#### [Page]
* * *
Signed word lengths and indexes
Walter Bright
newshound1 at digitalmars.com
Tue Jun 15 10:41:45 PDT 2010
bearophile wrote:
> Walter Bright:
>
>>> But I can say that D is already not the best language to develop non-toy
>>> operating systems.
>> Why?
>
> I have not written an OS yet, so I can't be sure. But from what I have read
> and seen D seems designed for different purposes, mostly as a
> high-performance low-level application language that currently is programmed
> in a style that doesn't assume a very efficient GC.
I'd rephrase that as D supports many different styles. One of those styles is as
a "better C".
> D has many features that are useless or negative if you want to write code
> close to the metal as a kernel, as classes, virtual functions, garbage
> collector, operator overloading, interfaces, exceptions and try-catch-finally
> blocks, closures, references, delegates, nested functions and structs, array
> concat, built-in associative arrays, monitor, automatic destructors. When you
> write code close to the metal you want to know exactly what your code is
> doing, so all the automatic things or higher level things become useless or
> worse, they keep you from seeing what the hardware is actually doing.
I agree on those points. Those features would not be used when using D as a
"better C".
So, you could ask why not use C++ as a "better C" and eschew the C++ features
that cause trouble for kernel dev? The answer is that C++ doesn't offer much
over C that does not involve those trouble causing features.
D, on the other hand, offers substantial and valuable features not available in
C or C++ that can be highly useful for kernel dev. Read on.
> On the other hand current D language (and C and C++) lacks other
> hard-to-implement features that allow the kernel programmer to give more
> semantics to the code. So such semantics has to be expressed through normal
> coding. Future languages maybe will improve on this, but it will be a hard
> work. ATS language tries to improve a bit on this, but it's far from being
> good and its syntax is awful.
I think you are giving zero weight to the D features that assist kernel programming.
> D also lacks a good number of nonstandard C features that are present in the
> "C" compiled by GCC, such low-level features and compilation flags can be
> quite useful if you write a kernel. Even LDC has a bit of such features.
* * *
Spatial annotation records
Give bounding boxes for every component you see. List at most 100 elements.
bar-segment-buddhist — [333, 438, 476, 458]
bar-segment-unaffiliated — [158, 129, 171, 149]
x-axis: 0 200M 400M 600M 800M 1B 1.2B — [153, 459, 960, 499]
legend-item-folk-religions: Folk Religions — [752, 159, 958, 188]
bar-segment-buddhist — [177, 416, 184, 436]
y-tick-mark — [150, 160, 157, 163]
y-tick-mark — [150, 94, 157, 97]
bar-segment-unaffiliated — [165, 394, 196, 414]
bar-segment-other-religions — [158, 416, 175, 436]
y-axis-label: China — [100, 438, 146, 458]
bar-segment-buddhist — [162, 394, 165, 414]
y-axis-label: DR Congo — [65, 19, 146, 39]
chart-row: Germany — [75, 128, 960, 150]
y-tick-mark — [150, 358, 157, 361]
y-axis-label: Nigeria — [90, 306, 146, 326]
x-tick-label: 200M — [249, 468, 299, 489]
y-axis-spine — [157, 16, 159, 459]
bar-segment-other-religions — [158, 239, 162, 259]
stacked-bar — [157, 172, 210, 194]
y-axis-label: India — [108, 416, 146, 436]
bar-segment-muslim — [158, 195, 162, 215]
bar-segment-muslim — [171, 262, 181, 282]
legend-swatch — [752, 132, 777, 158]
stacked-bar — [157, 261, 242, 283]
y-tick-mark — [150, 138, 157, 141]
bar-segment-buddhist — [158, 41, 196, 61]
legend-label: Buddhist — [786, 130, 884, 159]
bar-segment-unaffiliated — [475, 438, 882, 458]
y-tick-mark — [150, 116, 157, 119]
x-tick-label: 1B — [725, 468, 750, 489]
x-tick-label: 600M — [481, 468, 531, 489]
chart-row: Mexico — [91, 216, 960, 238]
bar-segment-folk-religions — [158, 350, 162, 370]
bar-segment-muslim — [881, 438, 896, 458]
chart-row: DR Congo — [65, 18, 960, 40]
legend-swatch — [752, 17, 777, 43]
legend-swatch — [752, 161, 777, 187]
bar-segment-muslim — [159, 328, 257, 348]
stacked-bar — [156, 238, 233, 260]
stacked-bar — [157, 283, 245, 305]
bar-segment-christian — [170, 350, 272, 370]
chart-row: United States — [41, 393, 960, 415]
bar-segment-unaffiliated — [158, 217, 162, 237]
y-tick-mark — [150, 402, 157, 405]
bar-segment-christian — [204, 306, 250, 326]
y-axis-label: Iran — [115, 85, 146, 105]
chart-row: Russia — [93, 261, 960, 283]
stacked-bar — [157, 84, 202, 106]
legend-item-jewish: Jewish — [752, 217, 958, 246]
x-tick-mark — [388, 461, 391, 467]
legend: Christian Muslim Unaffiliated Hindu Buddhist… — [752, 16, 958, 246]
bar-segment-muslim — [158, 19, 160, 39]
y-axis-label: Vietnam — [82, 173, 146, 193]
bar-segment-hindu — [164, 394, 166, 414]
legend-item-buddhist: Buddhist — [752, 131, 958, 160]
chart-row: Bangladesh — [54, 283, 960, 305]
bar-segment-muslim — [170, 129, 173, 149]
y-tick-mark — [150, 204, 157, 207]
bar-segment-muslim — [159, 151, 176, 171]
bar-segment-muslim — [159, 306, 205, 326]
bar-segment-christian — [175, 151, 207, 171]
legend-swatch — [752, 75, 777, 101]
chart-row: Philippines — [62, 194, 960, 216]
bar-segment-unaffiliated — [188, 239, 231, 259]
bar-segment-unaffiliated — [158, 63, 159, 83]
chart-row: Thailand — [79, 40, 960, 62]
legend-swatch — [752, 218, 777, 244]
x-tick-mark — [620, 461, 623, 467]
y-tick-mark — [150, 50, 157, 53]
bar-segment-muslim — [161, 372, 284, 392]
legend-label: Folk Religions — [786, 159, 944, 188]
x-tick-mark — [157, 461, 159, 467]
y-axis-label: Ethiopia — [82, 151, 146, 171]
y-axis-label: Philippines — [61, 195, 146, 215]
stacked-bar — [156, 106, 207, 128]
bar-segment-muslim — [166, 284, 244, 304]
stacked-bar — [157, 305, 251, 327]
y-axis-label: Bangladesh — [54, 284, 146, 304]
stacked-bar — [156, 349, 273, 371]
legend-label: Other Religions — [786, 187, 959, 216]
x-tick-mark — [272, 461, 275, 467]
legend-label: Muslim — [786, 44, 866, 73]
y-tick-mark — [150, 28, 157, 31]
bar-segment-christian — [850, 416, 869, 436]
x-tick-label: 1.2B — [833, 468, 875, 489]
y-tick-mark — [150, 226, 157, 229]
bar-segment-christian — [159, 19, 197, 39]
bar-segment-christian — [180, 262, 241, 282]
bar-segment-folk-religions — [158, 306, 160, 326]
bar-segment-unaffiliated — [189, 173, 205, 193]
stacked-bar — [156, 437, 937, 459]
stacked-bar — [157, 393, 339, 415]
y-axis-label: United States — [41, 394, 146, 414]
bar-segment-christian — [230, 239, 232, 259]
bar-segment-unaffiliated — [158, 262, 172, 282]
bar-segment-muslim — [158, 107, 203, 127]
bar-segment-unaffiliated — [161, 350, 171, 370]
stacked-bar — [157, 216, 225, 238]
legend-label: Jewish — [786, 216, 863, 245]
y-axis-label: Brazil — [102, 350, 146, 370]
* * *
#### [Brief 1]
From the post on D for kernel development, extract the passage between "I agree on those" and "dev. Read on.", inclusive.
#### [Brief 2]
In the post on D for kernel development, which language is said to try to improve a bit on giving kernel code more semantics?

#### [Exercise result 1]
I agree on those points. Those features would not be used when using D as a
"better C".
So, you could ask why not use C++ as a "better C" and eschew the C++ features
that cause trouble for kernel dev? The answer is that C++ doesn't offer much
over C that does not involve those trouble causing features.
D, on the other hand, offers substantial and valuable features not available in
C or C++ that can be highly useful for kernel dev. Read on.

#### [Exercise result 2]
ATS